╔══
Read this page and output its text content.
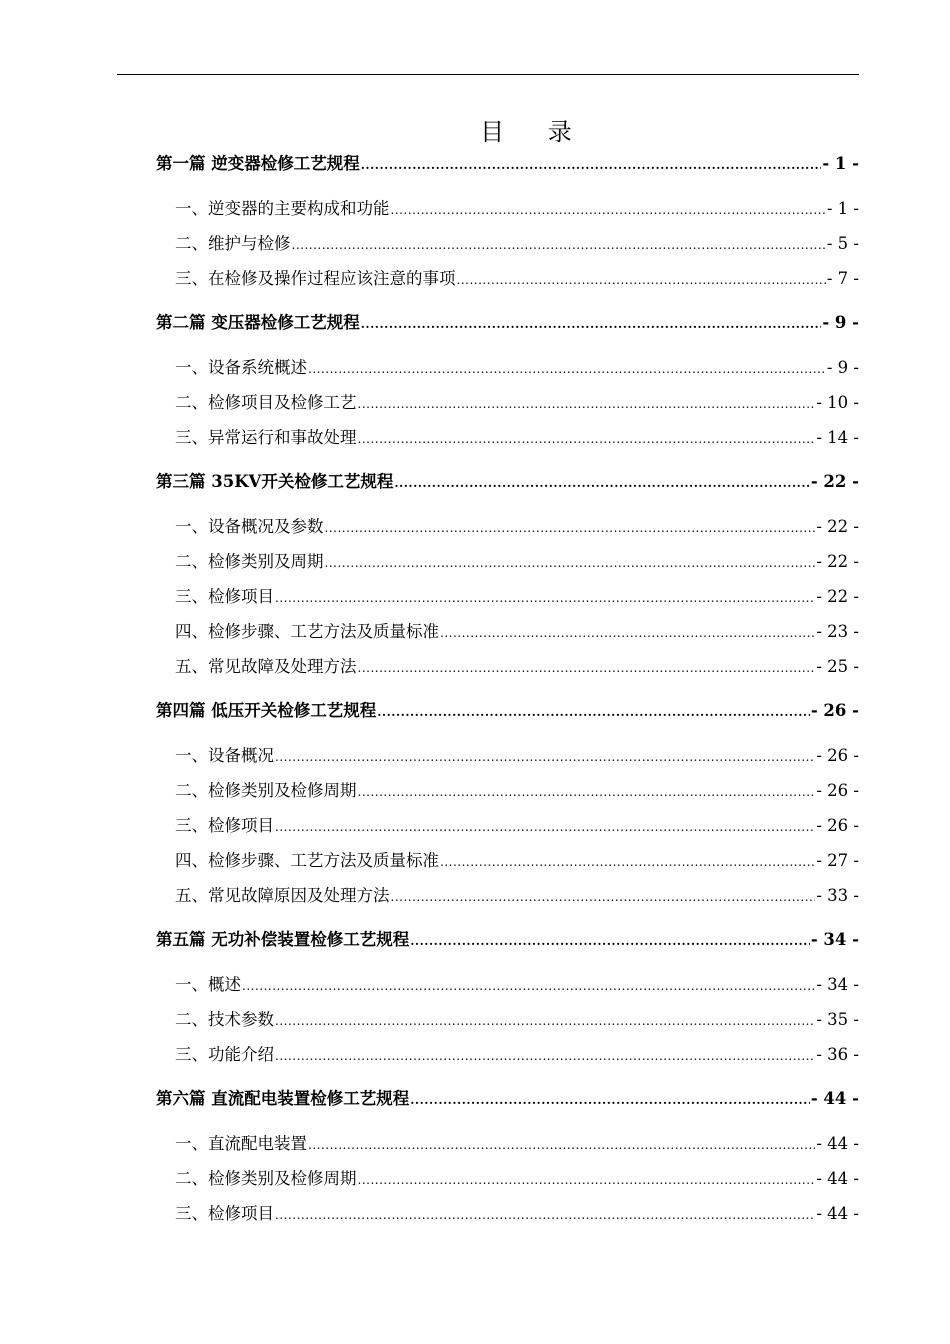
目 录
第一篇 逆变器检修工艺规程 .....	- 1 -
一、逆变器的主要构成和功能 .....	- 1 -
二、维护与检修 .....	- 5 -
三、在检修及操作过程应该注意的事项 .....	- 7 -
第二篇 变压器检修工艺规程 .....	- 9 -
一、设备系统概述 .....	- 9 -
二、检修项目及检修工艺 .....	- 10 -
三、异常运行和事故处理 .....	- 14 -
第三篇 35KV开关检修工艺规程 .....	- 22 -
一、设备概况及参数 .....	- 22 -
二、检修类别及周期 .....	- 22 -
三、检修项目 .....	- 22 -
四、检修步骤、工艺方法及质量标准 .....	- 23 -
五、常见故障及处理方法 .....	- 25 -
第四篇 低压开关检修工艺规程 .....	- 26 -
一、设备概况 .....	- 26 -
二、检修类别及检修周期 .....	- 26 -
三、检修项目 .....	- 26 -
四、检修步骤、工艺方法及质量标准 .....	- 27 -
五、常见故障原因及处理方法 .....	- 33 -
第五篇 无功补偿装置检修工艺规程 .....	- 34 -
一、概述 .....	- 34 -
二、技术参数 .....	- 35 -
三、功能介绍 .....	- 36 -
第六篇 直流配电装置检修工艺规程 .....	- 44 -
一、直流配电装置 .....	- 44 -
二、检修类别及检修周期 .....	- 44 -
三、检修项目 .....	- 44 -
╚══
WORK TO DO: Go over the data above and copy every line that has the word "工艺方法及质量标准" in it.

ANSWER IN FULL:
四、检修步骤、工艺方法及质量标准 .....	- 23 -
四、检修步骤、工艺方法及质量标准 .....	- 27 -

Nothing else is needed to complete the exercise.